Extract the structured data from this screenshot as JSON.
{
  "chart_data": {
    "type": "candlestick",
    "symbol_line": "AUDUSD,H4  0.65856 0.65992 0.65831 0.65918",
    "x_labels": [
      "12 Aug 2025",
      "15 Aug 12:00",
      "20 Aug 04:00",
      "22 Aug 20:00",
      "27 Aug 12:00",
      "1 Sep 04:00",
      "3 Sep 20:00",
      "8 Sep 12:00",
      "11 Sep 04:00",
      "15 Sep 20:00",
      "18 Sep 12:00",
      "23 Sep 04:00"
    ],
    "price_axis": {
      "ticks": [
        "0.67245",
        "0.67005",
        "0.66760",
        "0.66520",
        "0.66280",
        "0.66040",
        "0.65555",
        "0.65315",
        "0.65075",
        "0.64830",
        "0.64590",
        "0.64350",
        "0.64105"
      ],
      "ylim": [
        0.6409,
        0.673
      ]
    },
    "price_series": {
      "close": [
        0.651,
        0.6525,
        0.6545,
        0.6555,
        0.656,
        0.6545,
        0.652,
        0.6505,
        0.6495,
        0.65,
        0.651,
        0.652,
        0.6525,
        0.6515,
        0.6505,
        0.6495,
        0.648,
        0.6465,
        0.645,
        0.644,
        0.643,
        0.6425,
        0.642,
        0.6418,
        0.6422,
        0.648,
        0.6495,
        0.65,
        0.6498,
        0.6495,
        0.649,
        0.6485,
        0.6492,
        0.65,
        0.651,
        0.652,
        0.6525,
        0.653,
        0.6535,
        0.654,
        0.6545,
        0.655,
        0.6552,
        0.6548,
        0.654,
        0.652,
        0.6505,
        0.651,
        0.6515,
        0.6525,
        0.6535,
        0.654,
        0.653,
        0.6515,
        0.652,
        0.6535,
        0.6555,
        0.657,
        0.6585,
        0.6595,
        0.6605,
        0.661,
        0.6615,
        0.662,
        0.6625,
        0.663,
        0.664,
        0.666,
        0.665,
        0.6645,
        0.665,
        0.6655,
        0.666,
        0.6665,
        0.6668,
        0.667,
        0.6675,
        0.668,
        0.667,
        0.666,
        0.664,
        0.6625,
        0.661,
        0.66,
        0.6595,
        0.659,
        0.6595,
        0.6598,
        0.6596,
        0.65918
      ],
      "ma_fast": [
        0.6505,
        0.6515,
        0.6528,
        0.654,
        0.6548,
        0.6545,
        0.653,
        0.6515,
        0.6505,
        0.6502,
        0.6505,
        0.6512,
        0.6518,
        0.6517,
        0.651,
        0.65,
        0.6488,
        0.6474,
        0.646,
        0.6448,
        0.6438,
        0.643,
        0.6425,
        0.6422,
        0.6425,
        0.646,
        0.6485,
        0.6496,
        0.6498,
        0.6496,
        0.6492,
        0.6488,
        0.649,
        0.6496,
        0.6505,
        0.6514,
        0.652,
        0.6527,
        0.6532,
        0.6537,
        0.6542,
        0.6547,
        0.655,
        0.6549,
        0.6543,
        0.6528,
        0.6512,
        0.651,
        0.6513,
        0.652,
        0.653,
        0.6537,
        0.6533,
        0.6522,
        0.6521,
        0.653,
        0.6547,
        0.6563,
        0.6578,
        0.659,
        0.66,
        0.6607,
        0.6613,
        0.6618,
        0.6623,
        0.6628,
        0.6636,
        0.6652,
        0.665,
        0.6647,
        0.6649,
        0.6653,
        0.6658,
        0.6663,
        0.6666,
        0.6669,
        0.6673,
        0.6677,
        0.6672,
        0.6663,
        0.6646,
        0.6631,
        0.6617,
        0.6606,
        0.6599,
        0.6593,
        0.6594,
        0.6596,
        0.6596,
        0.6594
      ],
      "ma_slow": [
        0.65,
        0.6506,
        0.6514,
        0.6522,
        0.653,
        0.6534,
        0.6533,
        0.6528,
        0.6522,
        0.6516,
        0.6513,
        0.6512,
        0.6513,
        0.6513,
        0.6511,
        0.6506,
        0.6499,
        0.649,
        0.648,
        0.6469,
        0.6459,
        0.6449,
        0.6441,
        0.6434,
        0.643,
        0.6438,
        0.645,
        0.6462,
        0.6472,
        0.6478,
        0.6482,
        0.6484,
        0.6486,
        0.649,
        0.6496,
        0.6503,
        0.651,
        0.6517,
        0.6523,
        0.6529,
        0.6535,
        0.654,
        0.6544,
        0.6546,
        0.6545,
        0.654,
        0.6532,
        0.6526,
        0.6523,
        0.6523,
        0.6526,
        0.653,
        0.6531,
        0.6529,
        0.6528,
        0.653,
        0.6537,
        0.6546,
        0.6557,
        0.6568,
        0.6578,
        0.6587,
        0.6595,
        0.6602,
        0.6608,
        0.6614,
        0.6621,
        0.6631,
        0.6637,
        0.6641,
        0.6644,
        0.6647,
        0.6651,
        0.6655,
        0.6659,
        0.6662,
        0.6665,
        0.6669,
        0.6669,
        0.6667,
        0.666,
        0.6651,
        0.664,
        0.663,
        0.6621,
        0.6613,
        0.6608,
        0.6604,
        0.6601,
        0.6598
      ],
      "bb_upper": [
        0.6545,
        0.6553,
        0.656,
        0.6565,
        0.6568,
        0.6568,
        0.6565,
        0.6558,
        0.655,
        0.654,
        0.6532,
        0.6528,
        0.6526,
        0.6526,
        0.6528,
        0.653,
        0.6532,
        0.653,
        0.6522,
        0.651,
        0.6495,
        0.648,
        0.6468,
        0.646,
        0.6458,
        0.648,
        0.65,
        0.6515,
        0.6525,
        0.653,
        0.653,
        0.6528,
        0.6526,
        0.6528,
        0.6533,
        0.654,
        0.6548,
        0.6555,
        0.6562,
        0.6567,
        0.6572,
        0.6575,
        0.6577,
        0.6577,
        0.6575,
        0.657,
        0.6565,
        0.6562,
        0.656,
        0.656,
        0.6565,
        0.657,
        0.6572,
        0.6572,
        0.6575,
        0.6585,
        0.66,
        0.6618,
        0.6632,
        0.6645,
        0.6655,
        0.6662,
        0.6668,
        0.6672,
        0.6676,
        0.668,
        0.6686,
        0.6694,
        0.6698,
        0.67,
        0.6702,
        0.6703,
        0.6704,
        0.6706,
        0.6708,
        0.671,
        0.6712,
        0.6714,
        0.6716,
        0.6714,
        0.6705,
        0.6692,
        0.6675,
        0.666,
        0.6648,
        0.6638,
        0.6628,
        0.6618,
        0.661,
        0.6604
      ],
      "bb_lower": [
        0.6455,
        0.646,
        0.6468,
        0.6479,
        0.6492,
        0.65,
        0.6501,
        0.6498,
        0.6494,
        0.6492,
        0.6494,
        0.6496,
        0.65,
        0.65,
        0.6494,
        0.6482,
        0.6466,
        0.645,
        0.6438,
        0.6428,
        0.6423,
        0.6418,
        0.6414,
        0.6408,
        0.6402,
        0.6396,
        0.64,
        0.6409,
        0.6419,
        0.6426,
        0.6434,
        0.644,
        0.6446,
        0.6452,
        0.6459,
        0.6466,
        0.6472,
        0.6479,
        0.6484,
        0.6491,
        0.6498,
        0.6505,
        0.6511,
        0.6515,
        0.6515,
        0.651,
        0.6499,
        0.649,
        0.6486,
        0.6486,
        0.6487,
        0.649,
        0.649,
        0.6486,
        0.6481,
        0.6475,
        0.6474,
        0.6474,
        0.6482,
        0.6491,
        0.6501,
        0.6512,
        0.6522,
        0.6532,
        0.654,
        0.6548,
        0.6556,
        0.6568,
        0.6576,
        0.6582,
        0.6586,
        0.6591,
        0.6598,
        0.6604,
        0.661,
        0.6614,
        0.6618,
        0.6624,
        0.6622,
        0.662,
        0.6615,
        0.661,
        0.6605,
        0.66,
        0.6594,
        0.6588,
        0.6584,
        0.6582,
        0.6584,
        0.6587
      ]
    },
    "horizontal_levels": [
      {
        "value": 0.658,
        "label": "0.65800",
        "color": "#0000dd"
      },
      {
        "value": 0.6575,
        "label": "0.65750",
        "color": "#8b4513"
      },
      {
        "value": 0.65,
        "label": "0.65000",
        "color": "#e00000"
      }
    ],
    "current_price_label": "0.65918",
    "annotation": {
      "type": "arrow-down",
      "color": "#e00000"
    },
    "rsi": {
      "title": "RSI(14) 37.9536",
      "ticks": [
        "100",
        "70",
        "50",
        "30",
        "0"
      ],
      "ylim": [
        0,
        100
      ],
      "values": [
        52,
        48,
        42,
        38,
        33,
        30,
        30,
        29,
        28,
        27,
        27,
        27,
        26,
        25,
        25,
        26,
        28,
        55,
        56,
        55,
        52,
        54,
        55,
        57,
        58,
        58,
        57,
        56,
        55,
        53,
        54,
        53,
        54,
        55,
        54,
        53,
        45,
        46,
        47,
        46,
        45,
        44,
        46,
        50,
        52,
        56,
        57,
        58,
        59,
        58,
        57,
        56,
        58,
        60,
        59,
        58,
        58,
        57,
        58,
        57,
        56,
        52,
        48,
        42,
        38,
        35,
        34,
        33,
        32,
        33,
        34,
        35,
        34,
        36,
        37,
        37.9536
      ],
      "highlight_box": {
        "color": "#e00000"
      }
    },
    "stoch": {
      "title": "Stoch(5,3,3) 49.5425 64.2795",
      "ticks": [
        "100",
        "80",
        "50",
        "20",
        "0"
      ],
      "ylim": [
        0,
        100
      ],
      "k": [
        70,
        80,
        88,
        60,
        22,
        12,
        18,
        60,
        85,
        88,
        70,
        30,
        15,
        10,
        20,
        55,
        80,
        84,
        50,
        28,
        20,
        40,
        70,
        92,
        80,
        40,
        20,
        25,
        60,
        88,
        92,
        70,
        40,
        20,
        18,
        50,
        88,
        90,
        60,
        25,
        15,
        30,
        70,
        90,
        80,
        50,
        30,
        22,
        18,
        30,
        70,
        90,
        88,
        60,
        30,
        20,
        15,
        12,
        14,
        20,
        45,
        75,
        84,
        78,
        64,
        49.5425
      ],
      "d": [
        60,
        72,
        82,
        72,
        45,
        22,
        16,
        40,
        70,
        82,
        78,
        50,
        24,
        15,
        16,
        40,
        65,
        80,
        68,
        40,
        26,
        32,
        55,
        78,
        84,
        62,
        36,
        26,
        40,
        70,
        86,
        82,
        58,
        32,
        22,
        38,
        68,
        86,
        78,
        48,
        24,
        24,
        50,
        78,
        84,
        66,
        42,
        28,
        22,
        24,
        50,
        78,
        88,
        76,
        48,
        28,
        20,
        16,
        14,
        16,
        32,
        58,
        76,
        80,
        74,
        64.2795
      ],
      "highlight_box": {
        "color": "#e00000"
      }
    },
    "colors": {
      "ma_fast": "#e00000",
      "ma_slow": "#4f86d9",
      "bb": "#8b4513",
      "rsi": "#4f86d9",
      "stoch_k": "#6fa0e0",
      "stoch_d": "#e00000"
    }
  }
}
--*--
# Work instructions
All lines above containing the string "title" are to be collected.

# Result for this task
      "title": "RSI(14) 37.9536",
      "title": "Stoch(5,3,3) 49.5425 64.2795",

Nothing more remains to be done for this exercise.